■ TASK INSTRUCTIONS ■
From the entries that follow, gather each line holding the word "größtes".

○ ○ ○ ○ ○

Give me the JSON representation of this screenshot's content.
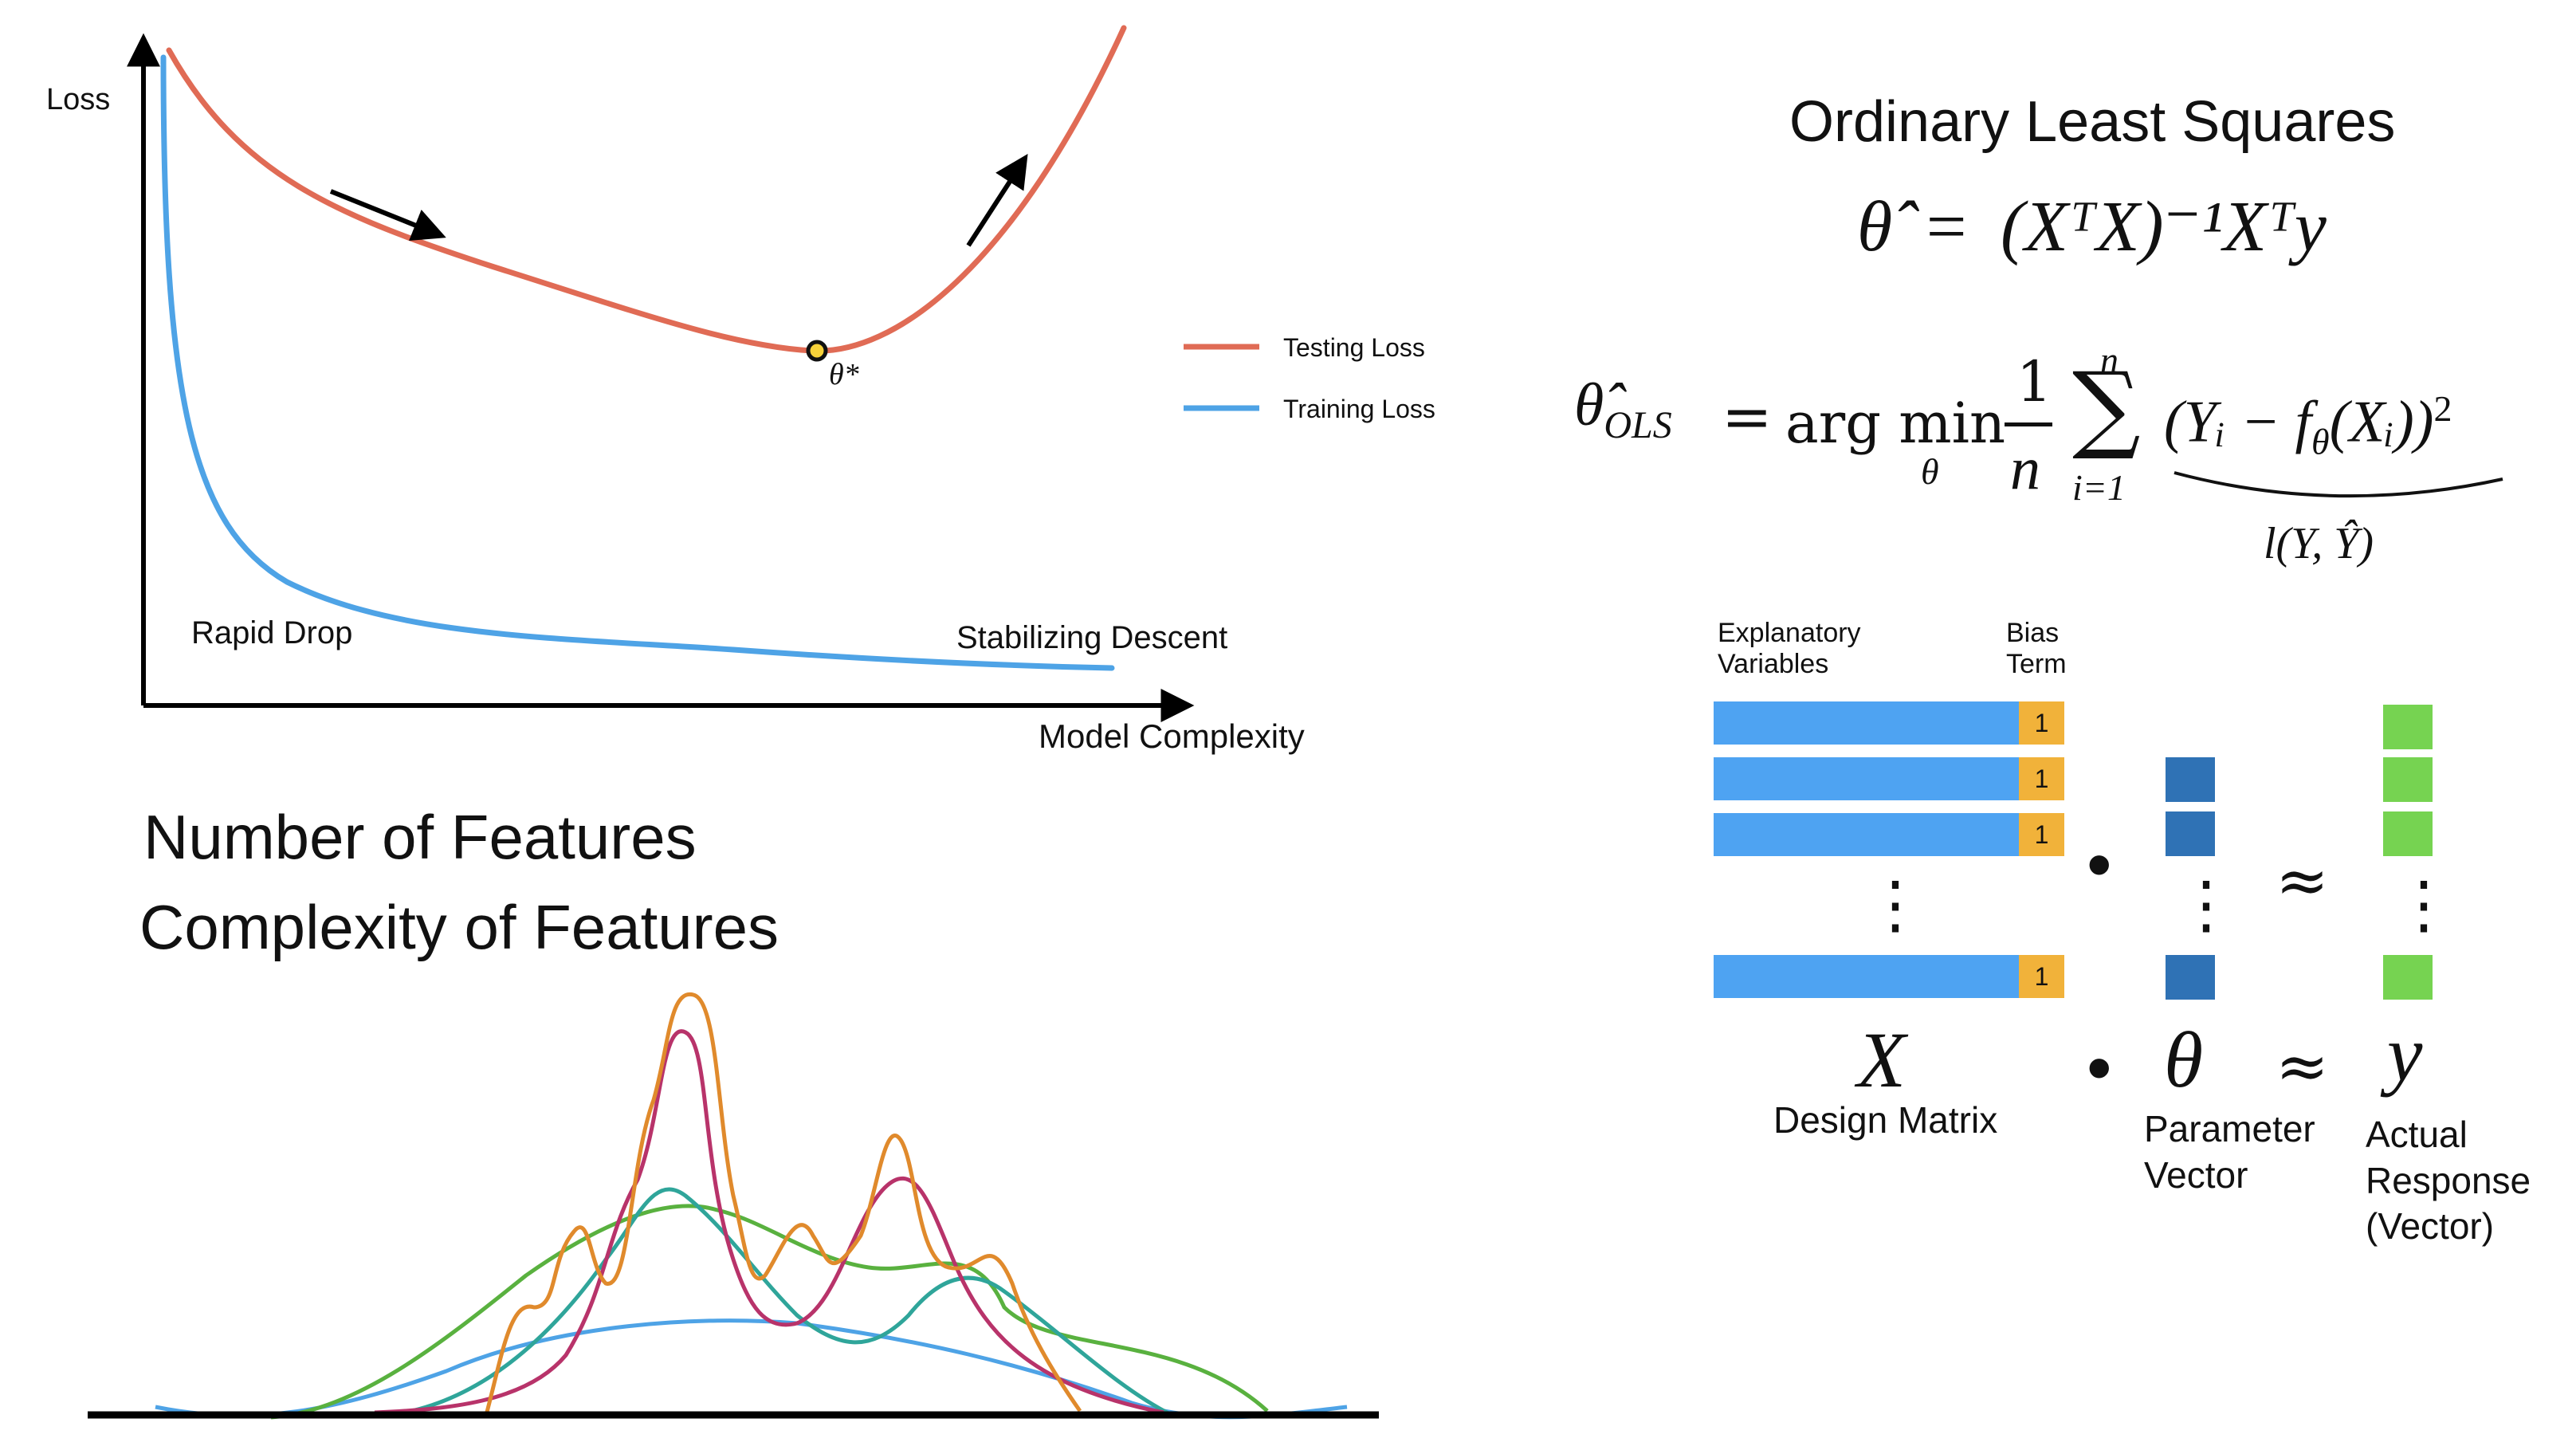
{
  "loss_chart": {
    "y_axis_label": "Loss",
    "x_axis_label": "Model Complexity",
    "optimum_label": "θ*",
    "annotation_left": "Rapid Drop",
    "annotation_right": "Stabilizing Descent",
    "legend": [
      {
        "label": "Testing Loss",
        "color": "#e06b55"
      },
      {
        "label": "Training Loss",
        "color": "#4ea3e6"
      }
    ]
  },
  "features": {
    "line1": "Number of Features",
    "line2": "Complexity of Features",
    "curve_colors": [
      "#4ea3e6",
      "#59b13f",
      "#2fa59a",
      "#b8336a",
      "#e08a2c"
    ]
  },
  "ols": {
    "title": "Ordinary Least Squares",
    "eq1": {
      "lhs": "θ̂",
      "eq": "=",
      "rhs": "(XᵀX)⁻¹Xᵀy"
    },
    "eq2": {
      "lhs": "θ̂",
      "lhs_sub": "OLS",
      "eq": "=",
      "op": "arg min",
      "op_sub": "θ",
      "frac_num": "1",
      "frac_den": "n",
      "sum": "∑",
      "sum_top": "n",
      "sum_bottom": "i=1",
      "summand": "(Yᵢ − f",
      "summand_sub": "θ",
      "summand_tail": "(Xᵢ))",
      "summand_sup": "2",
      "brace_label": "l(Y, Ŷ)"
    }
  },
  "matrix": {
    "header_left": [
      "Explanatory",
      "Variables"
    ],
    "header_right": [
      "Bias",
      "Term"
    ],
    "bias_value": "1",
    "vdots": "⋮",
    "dot": "•",
    "approx": "≈",
    "x_symbol": "X",
    "theta_symbol": "θ",
    "y_symbol": "y",
    "x_caption": "Design Matrix",
    "theta_caption": [
      "Parameter",
      "Vector"
    ],
    "y_caption": [
      "Actual",
      "Response",
      "(Vector)"
    ],
    "colors": {
      "row": "#4ea3f2",
      "bias": "#f1b23a",
      "theta": "#2f72b5",
      "y": "#76d351"
    }
  }
}
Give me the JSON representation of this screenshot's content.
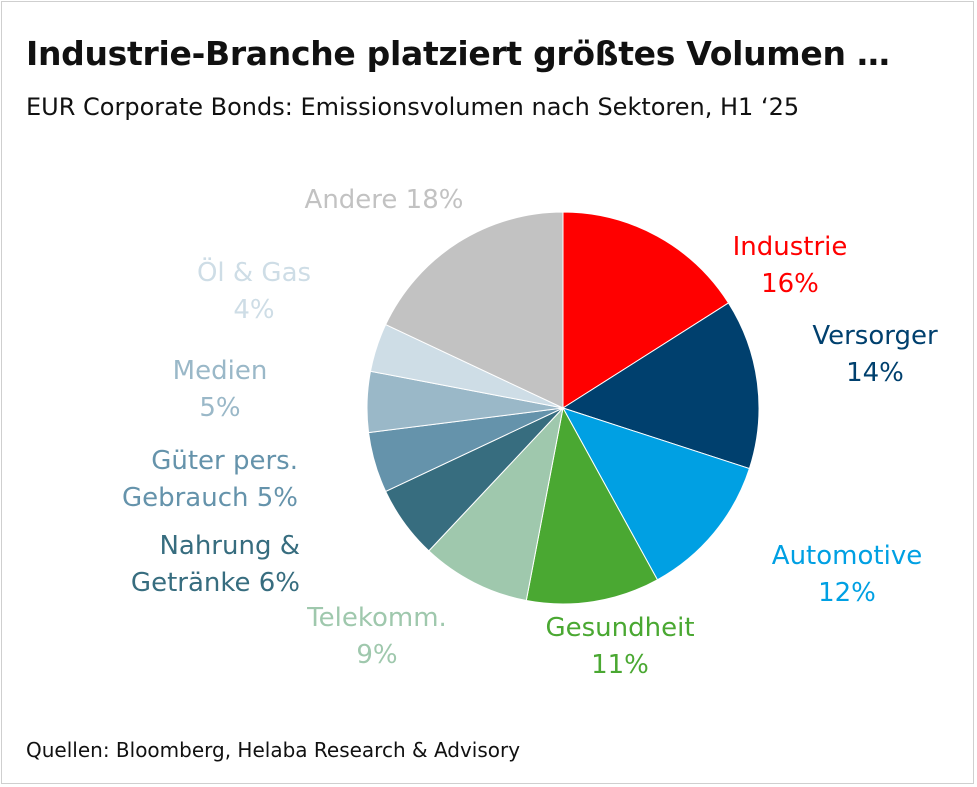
{
  "title": "Industrie-Branche platziert größtes Volumen …",
  "subtitle": "EUR Corporate Bonds: Emissionsvolumen nach Sektoren, H1 ‘25",
  "source": "Quellen: Bloomberg, Helaba Research & Advisory",
  "chart_data": {
    "type": "pie",
    "title": "Industrie-Branche platziert größtes Volumen …",
    "subtitle": "EUR Corporate Bonds: Emissionsvolumen nach Sektoren, H1 ‘25",
    "unit": "%",
    "slices": [
      {
        "label": "Industrie",
        "value": 16,
        "color": "#ff0000",
        "label_lines": [
          "Industrie",
          "16%"
        ]
      },
      {
        "label": "Versorger",
        "value": 14,
        "color": "#00406e",
        "label_lines": [
          "Versorger",
          "14%"
        ]
      },
      {
        "label": "Automotive",
        "value": 12,
        "color": "#00a0e3",
        "label_lines": [
          "Automotive",
          "12%"
        ]
      },
      {
        "label": "Gesundheit",
        "value": 11,
        "color": "#4aa832",
        "label_lines": [
          "Gesundheit",
          "11%"
        ]
      },
      {
        "label": "Telekomm.",
        "value": 9,
        "color": "#9fc8ad",
        "label_lines": [
          "Telekomm.",
          "9%"
        ]
      },
      {
        "label": "Nahrung & Getränke",
        "value": 6,
        "color": "#376d7f",
        "label_lines": [
          "Nahrung &",
          "Getränke 6%"
        ]
      },
      {
        "label": "Güter pers. Gebrauch",
        "value": 5,
        "color": "#6593ab",
        "label_lines": [
          "Güter pers.",
          "Gebrauch 5%"
        ]
      },
      {
        "label": "Medien",
        "value": 5,
        "color": "#9ab8c8",
        "label_lines": [
          "Medien",
          "5%"
        ]
      },
      {
        "label": "Öl & Gas",
        "value": 4,
        "color": "#cedde6",
        "label_lines": [
          "Öl & Gas",
          "4%"
        ]
      },
      {
        "label": "Andere",
        "value": 18,
        "color": "#c2c2c2",
        "label_lines": [
          "Andere 18%"
        ]
      }
    ]
  }
}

○ ○ ○ ○ ○

■ ANSWER ■
  "title": "Industrie-Branche platziert größtes Volumen …",
    "title": "Industrie-Branche platziert größtes Volumen …",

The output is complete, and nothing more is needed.